Look through the listing for the word "用人单位陪同人". Copy each line that has it.

## begin Provided information

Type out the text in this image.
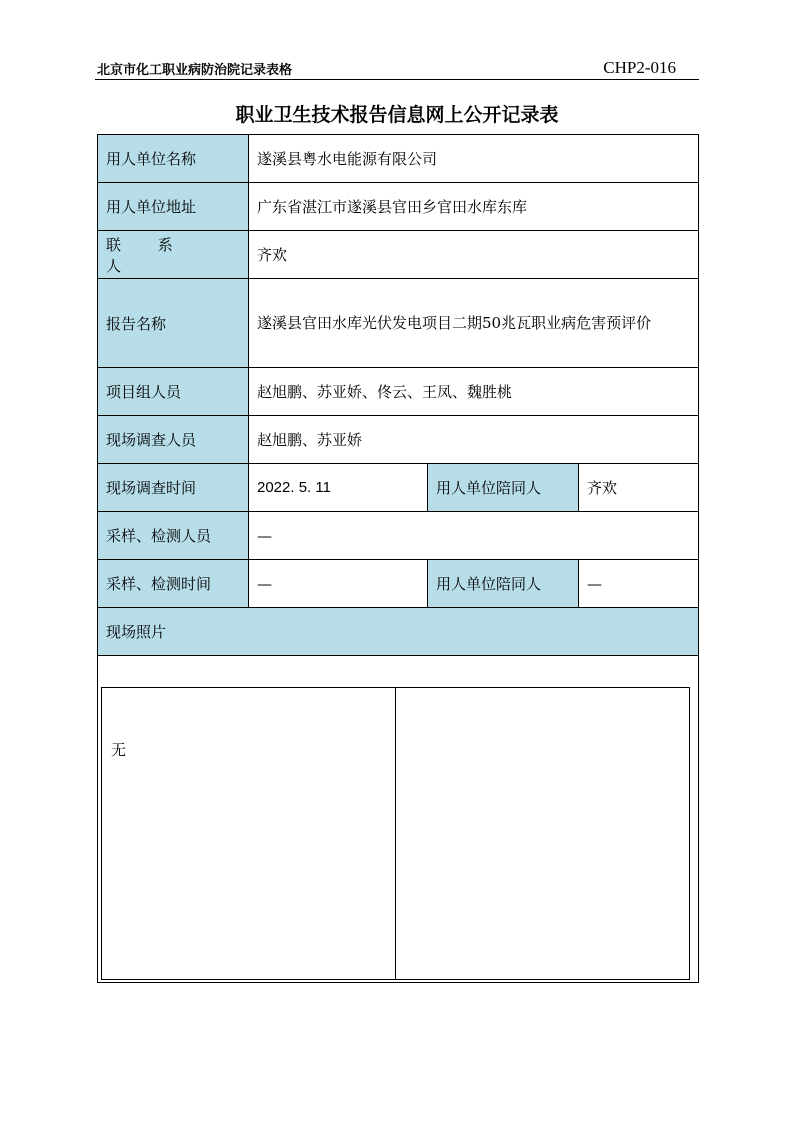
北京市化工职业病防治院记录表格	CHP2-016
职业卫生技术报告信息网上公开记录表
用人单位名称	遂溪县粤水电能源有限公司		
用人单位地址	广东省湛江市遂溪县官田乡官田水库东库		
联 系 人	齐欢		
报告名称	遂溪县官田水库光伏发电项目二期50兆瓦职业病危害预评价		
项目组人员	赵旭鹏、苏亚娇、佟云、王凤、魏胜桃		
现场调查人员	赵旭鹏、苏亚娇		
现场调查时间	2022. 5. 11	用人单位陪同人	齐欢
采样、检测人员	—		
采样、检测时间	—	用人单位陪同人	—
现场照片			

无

## end Provided information

### [Exercise result]
现场调查时间	2022. 5. 11	用人单位陪同人	齐欢
采样、检测时间	—	用人单位陪同人	—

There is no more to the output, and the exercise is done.